**STORED DATA:**

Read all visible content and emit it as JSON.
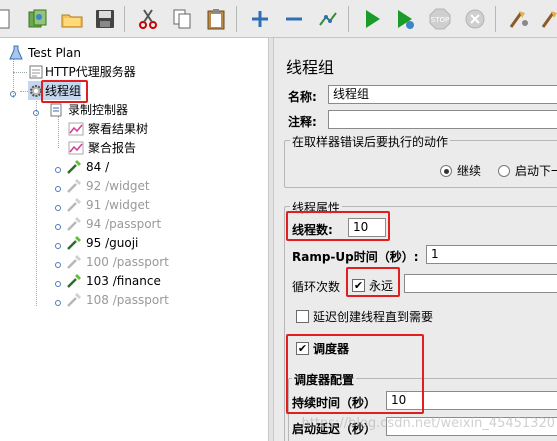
{
  "toolbar": {
    "buttons": [
      "new-icon",
      "templates-icon",
      "open-icon",
      "save-icon",
      "cut-icon",
      "copy-icon",
      "paste-icon",
      "expand-icon",
      "collapse-icon",
      "toggle-icon",
      "start-icon",
      "start-no-pause-icon",
      "stop-icon",
      "shutdown-icon",
      "clear-icon",
      "clear-all-icon"
    ]
  },
  "tree": {
    "test_plan": "Test Plan",
    "proxy": "HTTP代理服务器",
    "thread_group": "线程组",
    "recorder": "录制控制器",
    "results_tree": "察看结果树",
    "aggregate": "聚合报告",
    "samplers": [
      {
        "label": "84 /",
        "enabled": true
      },
      {
        "label": "92 /widget",
        "enabled": false
      },
      {
        "label": "91 /widget",
        "enabled": false
      },
      {
        "label": "94 /passport",
        "enabled": false
      },
      {
        "label": "95 /guoji",
        "enabled": true
      },
      {
        "label": "100 /passport",
        "enabled": false
      },
      {
        "label": "103 /finance",
        "enabled": true
      },
      {
        "label": "108 /passport",
        "enabled": false
      }
    ]
  },
  "panel": {
    "title": "线程组",
    "name_label": "名称:",
    "name_value": "线程组",
    "comment_label": "注释:",
    "comment_value": "",
    "error_action_legend": "在取样器错误后要执行的动作",
    "radio_continue": "继续",
    "radio_start_next": "启动下一",
    "thread_props_legend": "线程属性",
    "threads_label": "线程数:",
    "threads_value": "10",
    "rampup_label": "Ramp-Up时间（秒）:",
    "rampup_value": "1",
    "loop_label": "循环次数",
    "forever_label": "永远",
    "delay_create_label": "延迟创建线程直到需要",
    "scheduler_label": "调度器",
    "scheduler_config_legend": "调度器配置",
    "duration_label": "持续时间（秒）",
    "duration_value": "10",
    "startup_delay_label": "启动延迟（秒）"
  },
  "watermark": "https://blog.csdn.net/weixin_45451320",
  "colors": {
    "highlight": "#e02020",
    "selection": "#c5d7ee"
  }
}
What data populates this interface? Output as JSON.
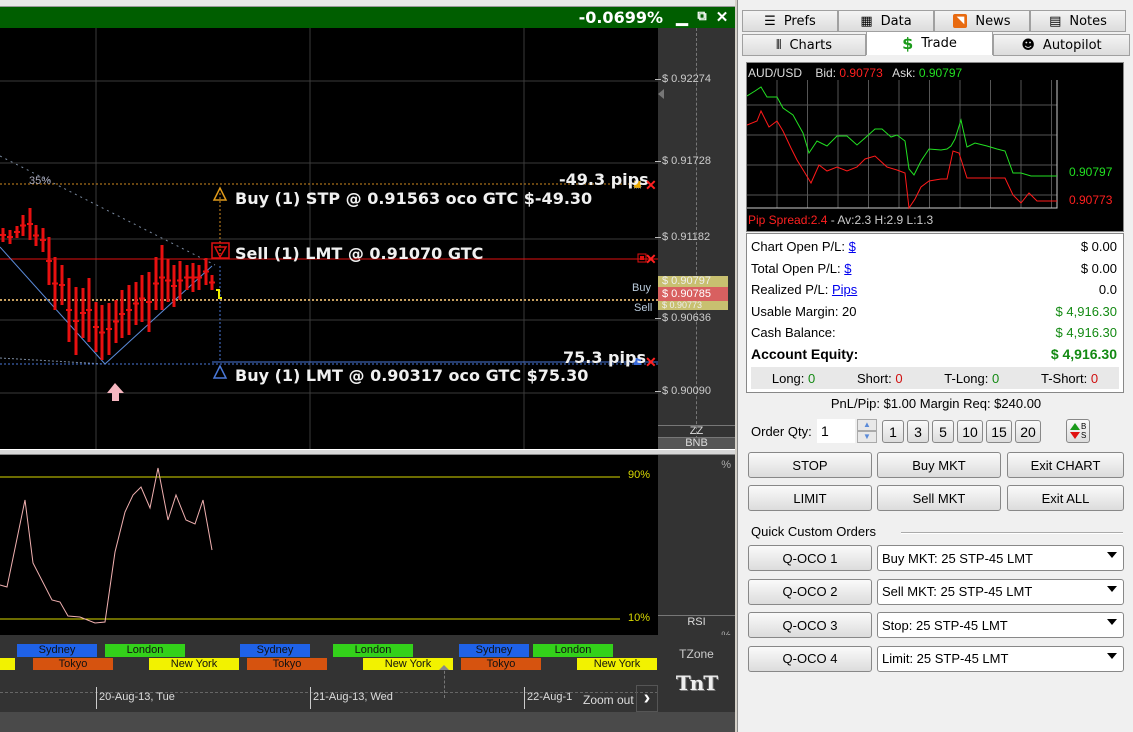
{
  "chart_window": {
    "change_pct": "-0.0699%",
    "controls": {
      "minimize": "▁",
      "restore": "🗗",
      "close": "✕"
    },
    "price_axis": [
      "$ 0.92274",
      "$ 0.91728",
      "$ 0.91182",
      "$ 0.90636",
      "$ 0.90090"
    ],
    "current_price": "$ 0.90785",
    "ask_tag": "$ 0.90797",
    "bid_tag": "$ 0.90773",
    "buy_label": "Buy",
    "sell_label": "Sell",
    "fib_label": "35%",
    "orders": [
      {
        "text": "Buy (1) STP @ 0.91563 oco GTC  $-49.30",
        "pips": "-49.3 pips",
        "color": "#e09a1a"
      },
      {
        "text": "Sell (1) LMT @ 0.91070 GTC",
        "pips": "",
        "color": "#e01010"
      },
      {
        "text": "Buy (1) LMT @ 0.90317 oco GTC  $75.30",
        "pips": "75.3 pips",
        "color": "#4a78d8"
      }
    ],
    "indicator_buttons": {
      "zz": "ZZ",
      "bnb": "BNB",
      "rsi": "RSI",
      "pct_top": "%",
      "pct_bottom": "%",
      "tzone": "TZone",
      "logo": "TnT"
    },
    "rsi_levels": {
      "upper": "90%",
      "lower": "10%"
    },
    "sessions_row1": [
      {
        "label": "Sydney",
        "color": "#1f62e8"
      },
      {
        "label": "London",
        "color": "#33d11a"
      },
      {
        "label": "Sydney",
        "color": "#1f62e8"
      },
      {
        "label": "London",
        "color": "#33d11a"
      },
      {
        "label": "Sydney",
        "color": "#1f62e8"
      },
      {
        "label": "London",
        "color": "#33d11a"
      }
    ],
    "sessions_row2": [
      {
        "label": "Tokyo",
        "color": "#d6530f"
      },
      {
        "label": "New York",
        "color": "#f2f200"
      },
      {
        "label": "Tokyo",
        "color": "#d6530f"
      },
      {
        "label": "New York",
        "color": "#f2f200"
      },
      {
        "label": "Tokyo",
        "color": "#d6530f"
      },
      {
        "label": "New York",
        "color": "#f2f200"
      }
    ],
    "time_labels": [
      "20-Aug-13, Tue",
      "21-Aug-13, Wed",
      "22-Aug-1"
    ],
    "zoom_out": "Zoom out",
    "next": "›"
  },
  "right_panel": {
    "tabs_row1": [
      {
        "label": "Prefs",
        "icon": "prefs-icon",
        "glyph": "☰"
      },
      {
        "label": "Data",
        "icon": "data-icon",
        "glyph": "▦"
      },
      {
        "label": "News",
        "icon": "rss-icon",
        "glyph": "◥"
      },
      {
        "label": "Notes",
        "icon": "notes-icon",
        "glyph": "▤"
      }
    ],
    "tabs_row2": [
      {
        "label": "Charts",
        "icon": "charts-icon",
        "glyph": "⫴"
      },
      {
        "label": "Trade",
        "icon": "dollar-icon",
        "glyph": "$",
        "active": true
      },
      {
        "label": "Autopilot",
        "icon": "autopilot-icon",
        "glyph": "☻"
      }
    ],
    "ticker": {
      "symbol": "AUD/USD",
      "bid_label": "Bid:",
      "bid": "0.90773",
      "ask_label": "Ask:",
      "ask": "0.90797",
      "ask_last": "0.90797",
      "bid_last": "0.90773",
      "spread_label": "Pip Spread:2.4",
      "spread_stats": " - Av:2.3  H:2.9  L:1.3"
    },
    "stats": [
      {
        "label": "Chart Open P/L:",
        "link": "$",
        "value": "$ 0.00",
        "color": "#000"
      },
      {
        "label": "Total Open P/L:",
        "link": "$",
        "value": "$ 0.00",
        "color": "#000"
      },
      {
        "label": "Realized P/L:",
        "link": "Pips",
        "value": "0.0",
        "color": "#000"
      },
      {
        "label": "Usable Margin: 20",
        "link": "",
        "value": "$ 4,916.30",
        "color": "#138a13"
      },
      {
        "label": "Cash Balance:",
        "link": "",
        "value": "$ 4,916.30",
        "color": "#138a13"
      },
      {
        "label": "Account Equity:",
        "link": "",
        "value": "$ 4,916.30",
        "color": "#138a13",
        "bold": true
      }
    ],
    "positions": [
      {
        "label": "Long:",
        "value": "0",
        "color": "#138a13"
      },
      {
        "label": "Short:",
        "value": "0",
        "color": "#d01010"
      },
      {
        "label": "T-Long:",
        "value": "0",
        "color": "#138a13"
      },
      {
        "label": "T-Short:",
        "value": "0",
        "color": "#d01010"
      }
    ],
    "pnl_line": "PnL/Pip:  $1.00   Margin Req:  $240.00",
    "order_qty_label": "Order Qty:",
    "order_qty_value": "1",
    "qty_presets": [
      "1",
      "3",
      "5",
      "10",
      "15",
      "20"
    ],
    "action_buttons": [
      [
        "STOP",
        "Buy MKT",
        "Exit CHART"
      ],
      [
        "LIMIT",
        "Sell MKT",
        "Exit ALL"
      ]
    ],
    "quick_orders_title": "Quick Custom Orders",
    "quick_orders": [
      {
        "button": "Q-OCO 1",
        "selected": "Buy MKT: 25 STP-45 LMT"
      },
      {
        "button": "Q-OCO 2",
        "selected": "Sell MKT: 25 STP-45 LMT"
      },
      {
        "button": "Q-OCO 3",
        "selected": "Stop: 25 STP-45 LMT"
      },
      {
        "button": "Q-OCO 4",
        "selected": "Limit: 25 STP-45 LMT"
      }
    ]
  }
}
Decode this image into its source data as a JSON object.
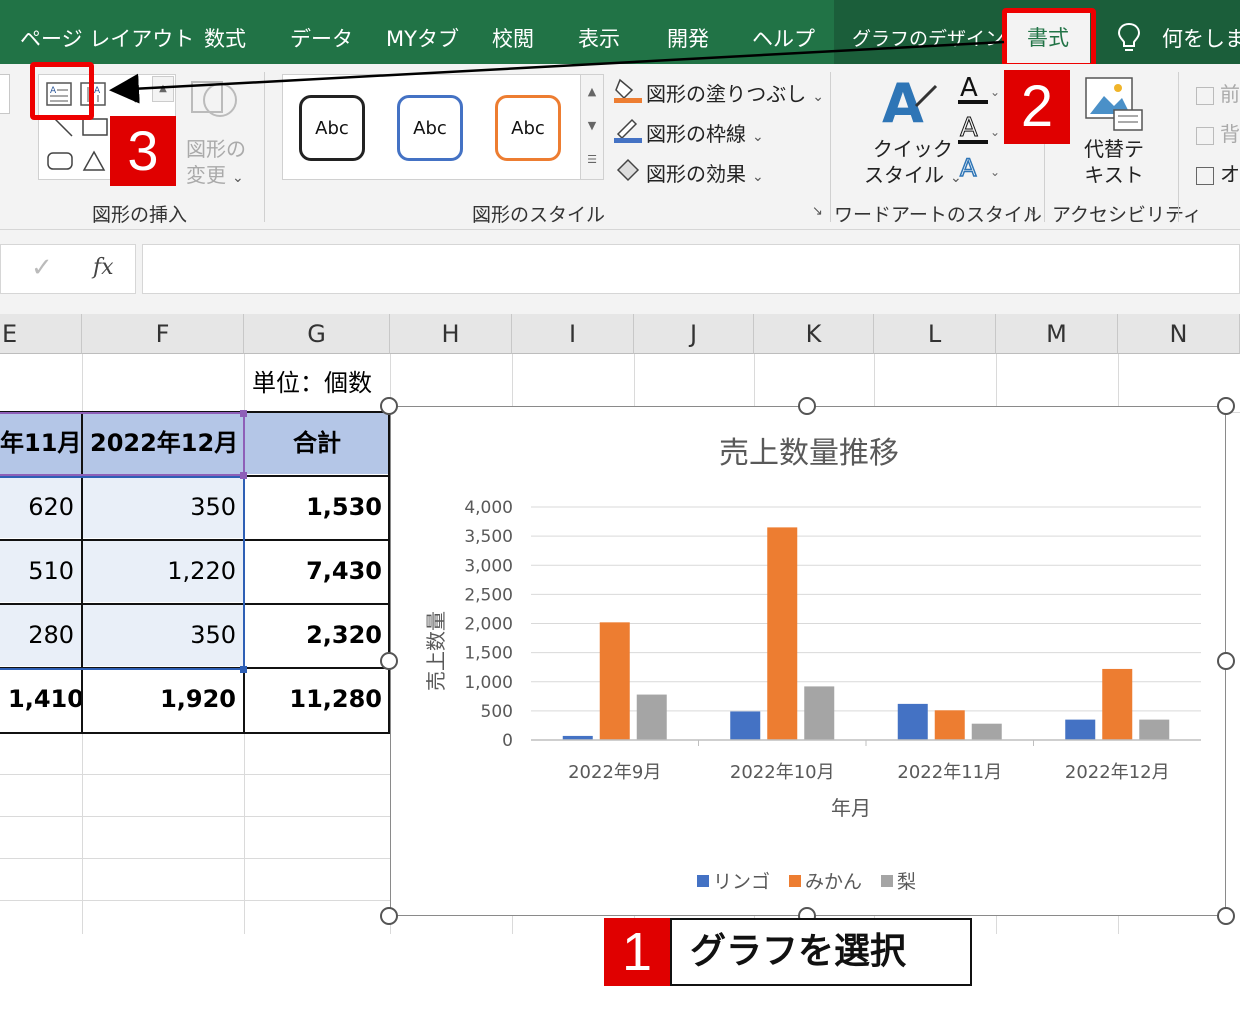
{
  "tabs": [
    {
      "label": "ページ レイアウト",
      "active": false
    },
    {
      "label": "数式",
      "active": false
    },
    {
      "label": "データ",
      "active": false
    },
    {
      "label": "MYタブ",
      "active": false
    },
    {
      "label": "校閲",
      "active": false
    },
    {
      "label": "表示",
      "active": false
    },
    {
      "label": "開発",
      "active": false
    },
    {
      "label": "ヘルプ",
      "active": false
    },
    {
      "label": "グラフのデザイン",
      "active": false
    },
    {
      "label": "書式",
      "active": true
    }
  ],
  "tell_me": "何をします",
  "ribbon": {
    "insert_shapes": {
      "label": "図形の挿入",
      "change_shape": "図形の変更",
      "change_shape_line1": "図形の",
      "change_shape_line2": "変更"
    },
    "shape_styles": {
      "label": "図形のスタイル",
      "presets": [
        {
          "text": "Abc",
          "color": "#222222"
        },
        {
          "text": "Abc",
          "color": "#4472c4"
        },
        {
          "text": "Abc",
          "color": "#ed7d31"
        }
      ],
      "fill": "図形の塗りつぶし",
      "outline": "図形の枠線",
      "effects": "図形の効果"
    },
    "wordart": {
      "label": "ワードアートのスタイル",
      "quick_line1": "クイック",
      "quick_line2": "スタイル"
    },
    "accessibility": {
      "label": "アクセシビリティ",
      "alt_line1": "代替テ",
      "alt_line2": "キスト"
    },
    "arrange": {
      "item1": "前",
      "item2": "背",
      "item3": "オ"
    }
  },
  "formula_bar": {
    "fx": "fx",
    "check": "✓",
    "value": ""
  },
  "columns": [
    "E",
    "F",
    "G",
    "H",
    "I",
    "J",
    "K",
    "L",
    "M",
    "N"
  ],
  "sheet": {
    "unit_note": "単位：個数",
    "headers": [
      "年11月",
      "2022年12月",
      "合計"
    ],
    "rows": [
      [
        "620",
        "350",
        "1,530"
      ],
      [
        "510",
        "1,220",
        "7,430"
      ],
      [
        "280",
        "350",
        "2,320"
      ],
      [
        "1,410",
        "1,920",
        "11,280"
      ]
    ]
  },
  "chart_data": {
    "type": "bar",
    "title": "売上数量推移",
    "xlabel": "年月",
    "ylabel": "売上数量",
    "categories": [
      "2022年9月",
      "2022年10月",
      "2022年11月",
      "2022年12月"
    ],
    "series": [
      {
        "name": "リンゴ",
        "color": "#4472c4",
        "values": [
          70,
          490,
          620,
          350
        ]
      },
      {
        "name": "みかん",
        "color": "#ed7d31",
        "values": [
          2020,
          3650,
          510,
          1220
        ]
      },
      {
        "name": "梨",
        "color": "#a5a5a5",
        "values": [
          780,
          920,
          280,
          350
        ]
      }
    ],
    "ylim": [
      0,
      4000
    ],
    "yticks": [
      0,
      500,
      1000,
      1500,
      2000,
      2500,
      3000,
      3500,
      4000
    ],
    "ytick_labels": [
      "0",
      "500",
      "1,000",
      "1,500",
      "2,000",
      "2,500",
      "3,000",
      "3,500",
      "4,000"
    ],
    "grid": true,
    "legend": "bottom"
  },
  "annotations": {
    "step1_num": "1",
    "step1_text": "グラフを選択",
    "step2_num": "2",
    "step3_num": "3"
  },
  "colors": {
    "ribbon_green": "#217346",
    "highlight_red": "#ee0000",
    "header_fill": "#b4c6e7",
    "data_fill": "#e9eff8"
  }
}
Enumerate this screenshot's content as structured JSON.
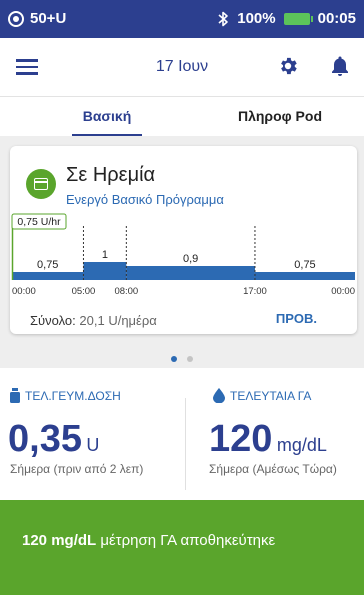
{
  "status_bar": {
    "carrier": "50+U",
    "bluetooth": "bluetooth-icon",
    "battery": "100%",
    "time": "00:05"
  },
  "app_bar": {
    "date": "17 Ιουν"
  },
  "tabs": [
    {
      "label": "Βασική",
      "active": true
    },
    {
      "label": "Πληροφ Pod",
      "active": false
    }
  ],
  "basal_card": {
    "status_title": "Σε Ηρεμία",
    "program_name": "Ενεργό Βασικό Πρόγραμμα",
    "current_rate": "0,75 U/hr",
    "total_label": "Σύνολο:",
    "total_value": "20,1 U/ημέρα",
    "view_button": "ΠΡΟΒ."
  },
  "chart_data": {
    "type": "area",
    "segments": [
      {
        "start": "00:00",
        "end": "05:00",
        "rate": 0.75,
        "label": "0,75"
      },
      {
        "start": "05:00",
        "end": "08:00",
        "rate": 1.0,
        "label": "1"
      },
      {
        "start": "08:00",
        "end": "17:00",
        "rate": 0.9,
        "label": "0,9"
      },
      {
        "start": "17:00",
        "end": "00:00",
        "rate": 0.75,
        "label": "0,75"
      }
    ],
    "x_ticks": [
      "00:00",
      "05:00",
      "08:00",
      "17:00",
      "00:00"
    ],
    "colors": {
      "bar": "#2c6ab3",
      "highlight": "#5aa52c"
    }
  },
  "pager": {
    "pages": 2,
    "active": 0
  },
  "stats": {
    "last_bolus": {
      "title": "ΤΕΛ.ΓΕΥΜ.ΔΟΣΗ",
      "value": "0,35",
      "unit": "U",
      "note": "Σήμερα (πριν από 2 λεπ)"
    },
    "last_bg": {
      "title": "ΤΕΛΕΥΤΑΙΑ ΓΑ",
      "value": "120",
      "unit": "mg/dL",
      "note": "Σήμερα (Αμέσως Τώρα)"
    }
  },
  "toast": {
    "bold": "120 mg/dL",
    "message": " μέτρηση ΓΑ αποθηκεύτηκε"
  },
  "colors": {
    "primary": "#2c3f8f",
    "accent_blue": "#2c6ab3",
    "success_green": "#5aa52c",
    "status_bar": "#2c3f8f"
  }
}
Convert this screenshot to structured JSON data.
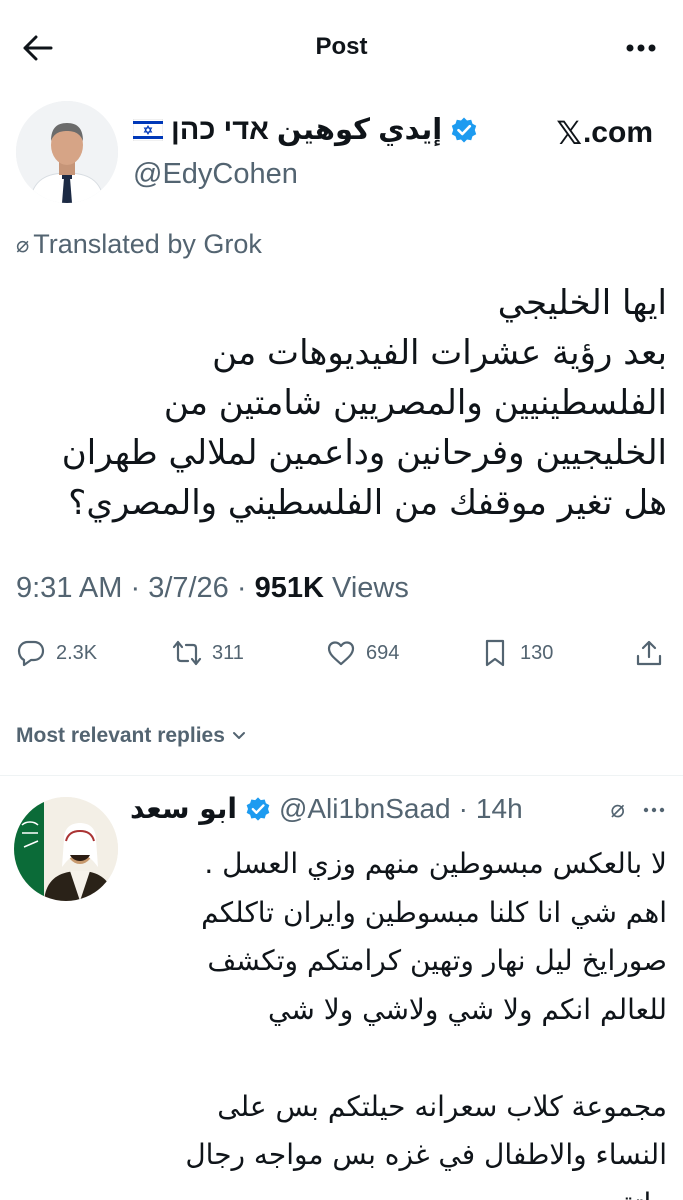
{
  "header": {
    "title": "Post"
  },
  "post": {
    "author_name": "إيدي كوهين אדי כהן",
    "author_handle": "@EdyCohen",
    "source_badge": ".com",
    "translated_label": "Translated by Grok",
    "body_lines": [
      "ايها الخليجي",
      "بعد رؤية عشرات الفيديوهات من",
      "الفلسطينيين والمصريين شامتين من",
      "الخليجيين وفرحانين وداعمين لملالي طهران",
      "هل تغير موقفك من الفلسطيني والمصري؟"
    ],
    "time": "9:31 AM",
    "date": "3/7/26",
    "views_count": "951K",
    "views_label": "Views",
    "replies_count": "2.3K",
    "reposts_count": "311",
    "likes_count": "694",
    "bookmarks_count": "130"
  },
  "replies_sort": {
    "label": "Most relevant replies"
  },
  "reply": {
    "author_name": "ابو سعد",
    "author_handle": "@Ali1bnSaad",
    "age": "14h",
    "body_lines": [
      "لا بالعكس مبسوطين منهم وزي العسل .",
      "اهم شي انا كلنا مبسوطين وايران تاكلكم",
      "صورايخ ليل نهار وتهين كرامتكم  وتكشف",
      "للعالم انكم ولا شي ولاشي ولا شي",
      "",
      "مجموعة كلاب سعرانه حيلتكم بس على",
      "النساء والاطفال في غزه بس مواجه رجال",
      "ماتقدرون"
    ]
  },
  "colors": {
    "text": "#0f1419",
    "secondary": "#536471",
    "verified": "#1d9bf0",
    "divider": "#eff3f4"
  }
}
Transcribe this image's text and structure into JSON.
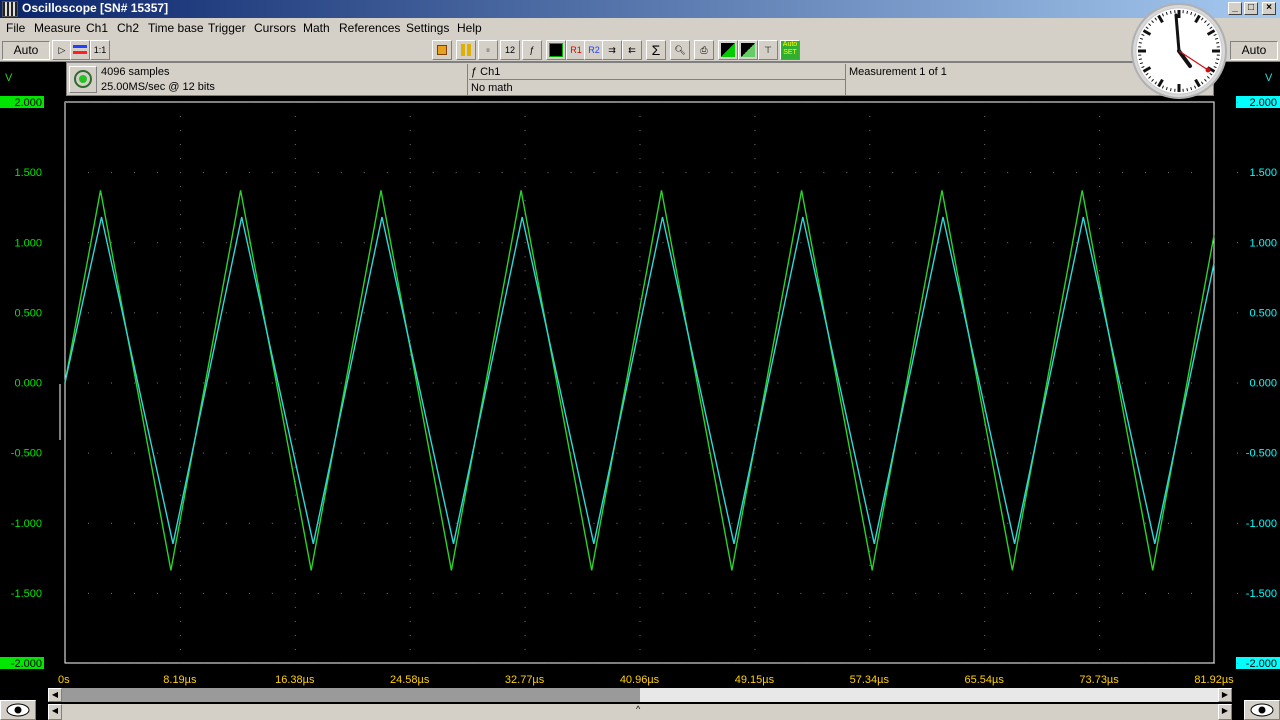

**DESCRIPTION OF THE TASK:**
In the entries above, how many lines hold the word "Margin"? State the number and nothing else.

**SOLUTION TO THE PROBLEM:**
2